** Aim of the exercise **
Where the string "coordinate" occurs in the material below, report the whole line.

[Extracted records]

------------------------------------------------

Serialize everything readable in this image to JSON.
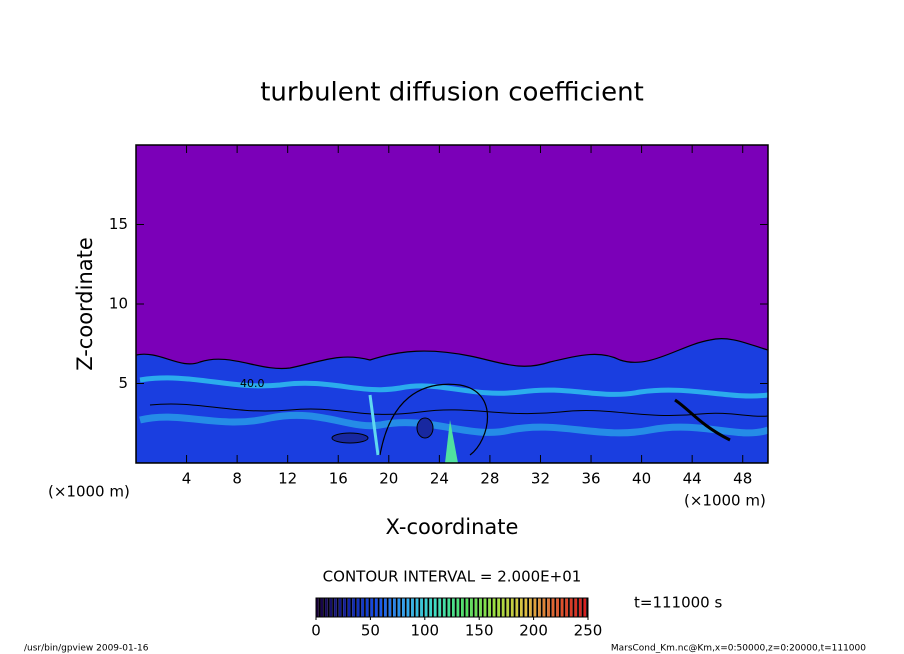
{
  "chart_data": {
    "type": "contour",
    "title": "turbulent diffusion coefficient",
    "x_label": "X-coordinate",
    "y_label": "Z-coordinate",
    "x_unit": "(×1000 m)",
    "y_unit": "(×1000 m)",
    "xlim": [
      0,
      50
    ],
    "ylim": [
      0,
      20
    ],
    "xticks": [
      4,
      8,
      12,
      16,
      20,
      24,
      28,
      32,
      36,
      40,
      44,
      48
    ],
    "yticks": [
      5,
      10,
      15
    ],
    "background_color": "#7b00b8",
    "contour_label": "40.0",
    "contour_interval": "CONTOUR INTERVAL = 2.000E+01",
    "time_label": "t=111000 s",
    "colorbar": {
      "lim": [
        0,
        250
      ],
      "ticks": [
        0,
        50,
        100,
        150,
        200,
        250
      ],
      "colors": [
        "#18003a",
        "#1020a0",
        "#1850e8",
        "#30a8f0",
        "#40e0c0",
        "#50e060",
        "#a0e040",
        "#e0c040",
        "#e06030",
        "#d82020"
      ]
    },
    "footer_left": "/usr/bin/gpview  2009-01-16",
    "footer_right": "MarsCond_Km.nc@Km,x=0:50000,z=0:20000,t=111000"
  }
}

------------------------------------------------

** Written response **
    "x_label": "X-coordinate",
    "y_label": "Z-coordinate",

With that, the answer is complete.